-- YOUR OBJECTIVE --
Your task is to give the number of lines in the listing that include "value", and nothing else.

★ ★ ★ ★

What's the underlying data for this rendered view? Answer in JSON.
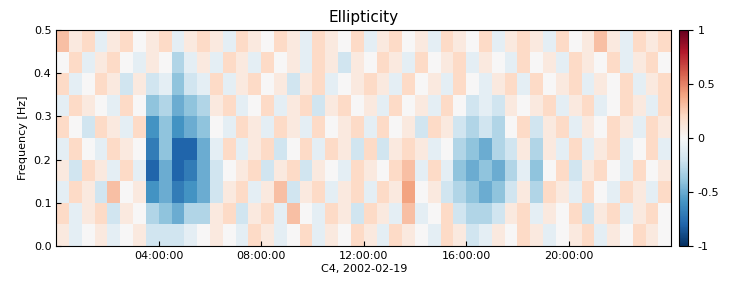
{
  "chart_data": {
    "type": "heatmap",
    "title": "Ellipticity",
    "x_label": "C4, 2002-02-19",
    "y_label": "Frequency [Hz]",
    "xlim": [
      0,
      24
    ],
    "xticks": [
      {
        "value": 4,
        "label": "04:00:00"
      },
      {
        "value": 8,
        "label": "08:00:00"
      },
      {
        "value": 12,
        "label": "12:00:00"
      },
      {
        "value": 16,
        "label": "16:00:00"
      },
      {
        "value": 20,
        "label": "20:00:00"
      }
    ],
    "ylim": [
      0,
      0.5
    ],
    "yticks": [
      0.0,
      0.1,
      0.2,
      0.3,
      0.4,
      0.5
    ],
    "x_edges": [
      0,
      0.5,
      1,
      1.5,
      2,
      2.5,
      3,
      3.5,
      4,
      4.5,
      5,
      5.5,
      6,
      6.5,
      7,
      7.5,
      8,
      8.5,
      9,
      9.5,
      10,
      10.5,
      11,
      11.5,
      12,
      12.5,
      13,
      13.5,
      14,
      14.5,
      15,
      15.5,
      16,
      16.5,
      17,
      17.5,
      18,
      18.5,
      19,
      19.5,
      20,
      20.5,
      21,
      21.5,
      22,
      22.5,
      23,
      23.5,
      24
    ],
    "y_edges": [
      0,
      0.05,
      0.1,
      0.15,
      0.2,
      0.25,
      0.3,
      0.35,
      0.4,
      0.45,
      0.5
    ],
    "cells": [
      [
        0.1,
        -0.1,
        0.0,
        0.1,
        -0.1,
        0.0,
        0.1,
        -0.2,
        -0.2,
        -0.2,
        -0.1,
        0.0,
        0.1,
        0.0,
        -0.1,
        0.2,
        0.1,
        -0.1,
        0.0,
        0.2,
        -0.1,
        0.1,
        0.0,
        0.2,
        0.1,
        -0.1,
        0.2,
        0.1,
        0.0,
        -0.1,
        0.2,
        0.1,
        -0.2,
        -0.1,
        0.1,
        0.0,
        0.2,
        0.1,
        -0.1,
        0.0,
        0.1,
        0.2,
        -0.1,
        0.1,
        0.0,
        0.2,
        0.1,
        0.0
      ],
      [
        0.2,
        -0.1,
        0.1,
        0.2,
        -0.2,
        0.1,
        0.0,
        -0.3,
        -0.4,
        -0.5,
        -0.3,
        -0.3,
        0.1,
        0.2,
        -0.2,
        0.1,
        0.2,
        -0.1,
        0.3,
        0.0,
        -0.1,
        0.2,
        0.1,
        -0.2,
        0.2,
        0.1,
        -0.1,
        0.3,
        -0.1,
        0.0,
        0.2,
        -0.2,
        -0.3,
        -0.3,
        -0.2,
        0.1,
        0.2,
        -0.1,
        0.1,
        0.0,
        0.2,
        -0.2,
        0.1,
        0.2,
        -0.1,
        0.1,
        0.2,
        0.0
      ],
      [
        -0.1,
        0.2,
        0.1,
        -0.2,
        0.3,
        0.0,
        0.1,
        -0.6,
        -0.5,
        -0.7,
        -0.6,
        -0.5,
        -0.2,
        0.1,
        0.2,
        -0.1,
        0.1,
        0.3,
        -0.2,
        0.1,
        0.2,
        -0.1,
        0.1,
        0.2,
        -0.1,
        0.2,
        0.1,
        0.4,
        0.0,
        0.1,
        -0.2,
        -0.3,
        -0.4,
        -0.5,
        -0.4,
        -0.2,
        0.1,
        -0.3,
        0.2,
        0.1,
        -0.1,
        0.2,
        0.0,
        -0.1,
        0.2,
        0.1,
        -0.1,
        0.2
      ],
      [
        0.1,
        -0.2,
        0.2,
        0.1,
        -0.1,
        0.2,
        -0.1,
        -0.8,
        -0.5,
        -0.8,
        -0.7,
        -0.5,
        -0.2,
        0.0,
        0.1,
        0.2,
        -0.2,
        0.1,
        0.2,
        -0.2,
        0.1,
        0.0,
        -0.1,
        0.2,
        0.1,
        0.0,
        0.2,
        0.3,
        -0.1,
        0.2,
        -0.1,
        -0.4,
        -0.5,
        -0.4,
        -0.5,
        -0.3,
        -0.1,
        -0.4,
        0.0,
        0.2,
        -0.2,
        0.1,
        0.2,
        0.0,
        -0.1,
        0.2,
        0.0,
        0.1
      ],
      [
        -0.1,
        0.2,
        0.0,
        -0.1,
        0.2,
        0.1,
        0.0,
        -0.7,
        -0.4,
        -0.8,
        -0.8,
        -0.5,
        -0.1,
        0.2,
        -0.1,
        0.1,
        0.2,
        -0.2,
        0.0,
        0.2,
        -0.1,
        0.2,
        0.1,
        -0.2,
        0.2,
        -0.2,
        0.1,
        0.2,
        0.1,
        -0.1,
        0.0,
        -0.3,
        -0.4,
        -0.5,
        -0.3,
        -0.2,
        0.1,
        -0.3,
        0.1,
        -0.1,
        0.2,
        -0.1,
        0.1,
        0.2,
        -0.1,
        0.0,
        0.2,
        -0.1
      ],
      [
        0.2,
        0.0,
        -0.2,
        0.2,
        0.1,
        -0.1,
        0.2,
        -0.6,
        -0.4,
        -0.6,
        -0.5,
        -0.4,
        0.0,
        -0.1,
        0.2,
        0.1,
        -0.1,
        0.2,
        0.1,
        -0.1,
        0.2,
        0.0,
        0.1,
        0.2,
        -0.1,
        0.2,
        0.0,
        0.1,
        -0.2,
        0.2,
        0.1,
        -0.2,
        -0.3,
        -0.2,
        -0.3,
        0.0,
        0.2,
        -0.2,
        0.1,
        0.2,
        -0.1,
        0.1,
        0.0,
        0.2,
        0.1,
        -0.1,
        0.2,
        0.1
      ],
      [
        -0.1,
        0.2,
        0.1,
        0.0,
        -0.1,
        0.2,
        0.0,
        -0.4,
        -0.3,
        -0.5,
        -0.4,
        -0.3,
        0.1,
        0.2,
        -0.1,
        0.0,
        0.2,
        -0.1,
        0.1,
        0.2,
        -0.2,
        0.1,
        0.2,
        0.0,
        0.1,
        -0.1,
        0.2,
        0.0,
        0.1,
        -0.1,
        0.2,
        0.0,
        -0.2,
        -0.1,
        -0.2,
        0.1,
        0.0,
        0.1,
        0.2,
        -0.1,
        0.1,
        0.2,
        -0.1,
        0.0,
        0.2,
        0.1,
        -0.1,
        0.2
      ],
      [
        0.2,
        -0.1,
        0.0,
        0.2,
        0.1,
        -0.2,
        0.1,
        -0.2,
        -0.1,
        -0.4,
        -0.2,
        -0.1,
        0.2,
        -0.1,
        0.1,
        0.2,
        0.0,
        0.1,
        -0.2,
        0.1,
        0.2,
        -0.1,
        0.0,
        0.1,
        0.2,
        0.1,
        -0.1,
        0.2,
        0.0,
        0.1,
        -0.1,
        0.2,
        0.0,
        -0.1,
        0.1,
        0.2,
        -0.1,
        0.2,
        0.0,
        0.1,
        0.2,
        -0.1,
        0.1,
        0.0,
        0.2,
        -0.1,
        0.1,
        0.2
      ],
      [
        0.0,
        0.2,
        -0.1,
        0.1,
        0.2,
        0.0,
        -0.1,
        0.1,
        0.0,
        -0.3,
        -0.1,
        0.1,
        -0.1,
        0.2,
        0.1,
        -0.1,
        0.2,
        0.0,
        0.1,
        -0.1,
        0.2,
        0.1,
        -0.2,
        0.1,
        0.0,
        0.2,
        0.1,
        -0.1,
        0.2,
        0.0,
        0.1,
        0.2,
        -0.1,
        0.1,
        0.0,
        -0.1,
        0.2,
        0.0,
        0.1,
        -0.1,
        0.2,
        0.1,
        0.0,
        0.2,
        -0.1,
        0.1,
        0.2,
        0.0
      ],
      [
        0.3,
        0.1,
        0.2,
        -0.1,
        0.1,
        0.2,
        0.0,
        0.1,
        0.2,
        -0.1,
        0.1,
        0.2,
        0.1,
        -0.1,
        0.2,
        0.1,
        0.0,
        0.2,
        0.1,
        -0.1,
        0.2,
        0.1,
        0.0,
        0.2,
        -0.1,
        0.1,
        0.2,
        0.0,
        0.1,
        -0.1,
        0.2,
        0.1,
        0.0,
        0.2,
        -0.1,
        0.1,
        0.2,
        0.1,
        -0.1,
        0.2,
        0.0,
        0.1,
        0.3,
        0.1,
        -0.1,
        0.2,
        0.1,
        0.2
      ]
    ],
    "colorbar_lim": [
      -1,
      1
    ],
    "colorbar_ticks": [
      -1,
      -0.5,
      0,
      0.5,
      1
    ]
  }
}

★ ★ ★ ★

-- SOLUTION FOR THIS PROBLEM --
5